## REQUIREMENTS
Locate the string "Framework" in the listing below. Copy every line where it is found.

## EXTRACTED ENTRIES

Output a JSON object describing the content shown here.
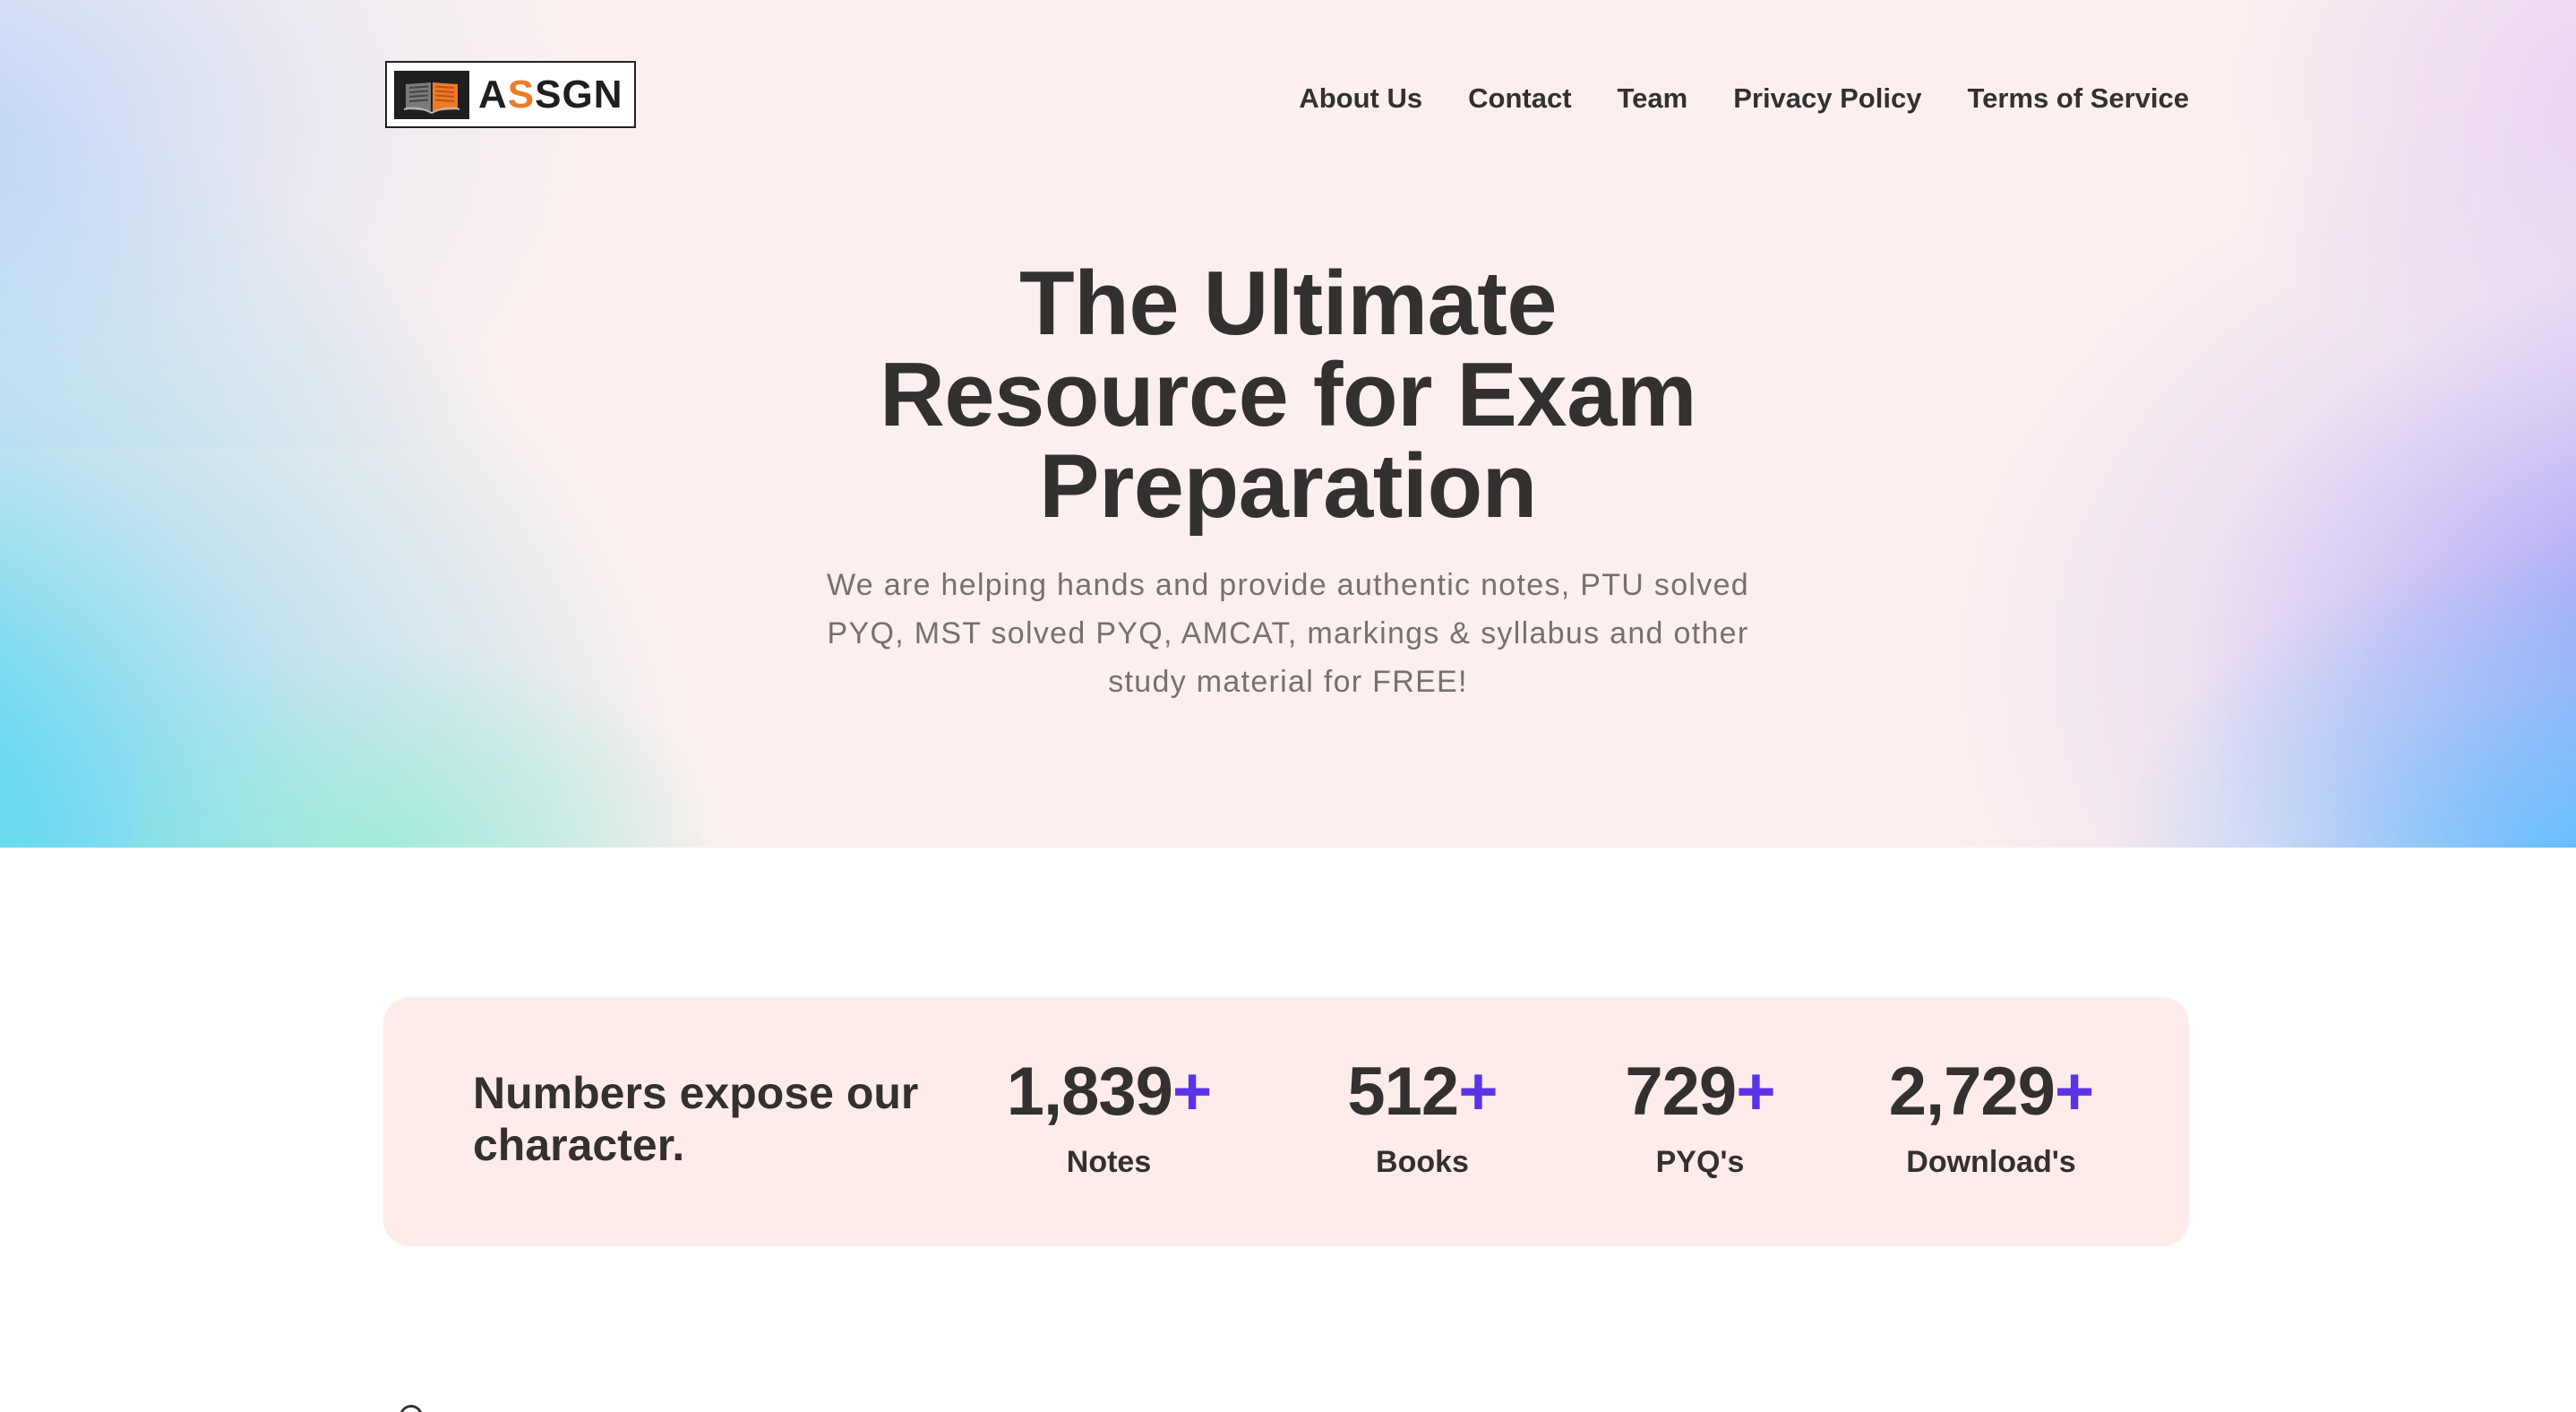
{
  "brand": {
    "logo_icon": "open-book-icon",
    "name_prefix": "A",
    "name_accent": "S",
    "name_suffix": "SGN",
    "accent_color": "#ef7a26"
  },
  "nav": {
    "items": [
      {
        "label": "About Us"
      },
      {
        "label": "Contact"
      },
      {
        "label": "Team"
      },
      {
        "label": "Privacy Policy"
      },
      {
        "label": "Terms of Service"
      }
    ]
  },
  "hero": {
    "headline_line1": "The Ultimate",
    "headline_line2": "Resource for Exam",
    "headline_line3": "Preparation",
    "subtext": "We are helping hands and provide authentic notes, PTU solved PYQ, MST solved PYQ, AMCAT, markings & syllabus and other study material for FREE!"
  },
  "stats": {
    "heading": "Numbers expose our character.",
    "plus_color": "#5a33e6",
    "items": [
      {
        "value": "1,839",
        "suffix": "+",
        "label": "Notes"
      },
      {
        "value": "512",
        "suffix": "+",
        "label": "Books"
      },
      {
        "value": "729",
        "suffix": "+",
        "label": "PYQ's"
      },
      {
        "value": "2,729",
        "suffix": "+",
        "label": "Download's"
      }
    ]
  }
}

---

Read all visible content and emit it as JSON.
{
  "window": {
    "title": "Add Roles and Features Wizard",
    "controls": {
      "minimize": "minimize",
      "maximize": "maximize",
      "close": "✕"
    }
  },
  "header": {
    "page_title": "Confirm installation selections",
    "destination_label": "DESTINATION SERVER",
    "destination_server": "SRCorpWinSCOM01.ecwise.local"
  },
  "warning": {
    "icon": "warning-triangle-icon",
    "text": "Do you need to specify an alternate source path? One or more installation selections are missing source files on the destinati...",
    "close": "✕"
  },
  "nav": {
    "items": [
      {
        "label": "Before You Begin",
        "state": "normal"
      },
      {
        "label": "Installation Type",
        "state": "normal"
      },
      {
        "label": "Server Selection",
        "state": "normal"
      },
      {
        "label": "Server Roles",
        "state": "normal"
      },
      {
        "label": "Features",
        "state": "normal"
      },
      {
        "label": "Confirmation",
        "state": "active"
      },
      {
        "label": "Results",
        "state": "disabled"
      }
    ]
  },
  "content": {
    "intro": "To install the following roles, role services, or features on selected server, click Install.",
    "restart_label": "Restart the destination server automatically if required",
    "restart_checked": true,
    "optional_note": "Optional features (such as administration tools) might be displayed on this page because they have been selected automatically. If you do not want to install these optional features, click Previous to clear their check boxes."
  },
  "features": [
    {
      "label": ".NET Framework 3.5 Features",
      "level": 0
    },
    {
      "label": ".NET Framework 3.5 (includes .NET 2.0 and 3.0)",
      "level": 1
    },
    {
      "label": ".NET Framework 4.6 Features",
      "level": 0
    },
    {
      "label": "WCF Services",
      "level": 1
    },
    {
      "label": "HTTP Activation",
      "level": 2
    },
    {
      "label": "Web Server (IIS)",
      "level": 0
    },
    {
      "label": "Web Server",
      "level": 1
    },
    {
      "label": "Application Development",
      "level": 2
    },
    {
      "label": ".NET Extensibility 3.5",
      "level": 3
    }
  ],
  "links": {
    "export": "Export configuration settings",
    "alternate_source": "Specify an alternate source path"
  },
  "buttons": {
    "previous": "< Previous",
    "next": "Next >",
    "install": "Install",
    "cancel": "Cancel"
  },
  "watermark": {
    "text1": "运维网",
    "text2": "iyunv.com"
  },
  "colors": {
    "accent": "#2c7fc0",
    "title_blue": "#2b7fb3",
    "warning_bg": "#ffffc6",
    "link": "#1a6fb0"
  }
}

## ANSWER TO THE EXERCISE
      "label": ".NET Framework 3.5 Features",
      "label": ".NET Framework 3.5 (includes .NET 2.0 and 3.0)",
      "label": ".NET Framework 4.6 Features",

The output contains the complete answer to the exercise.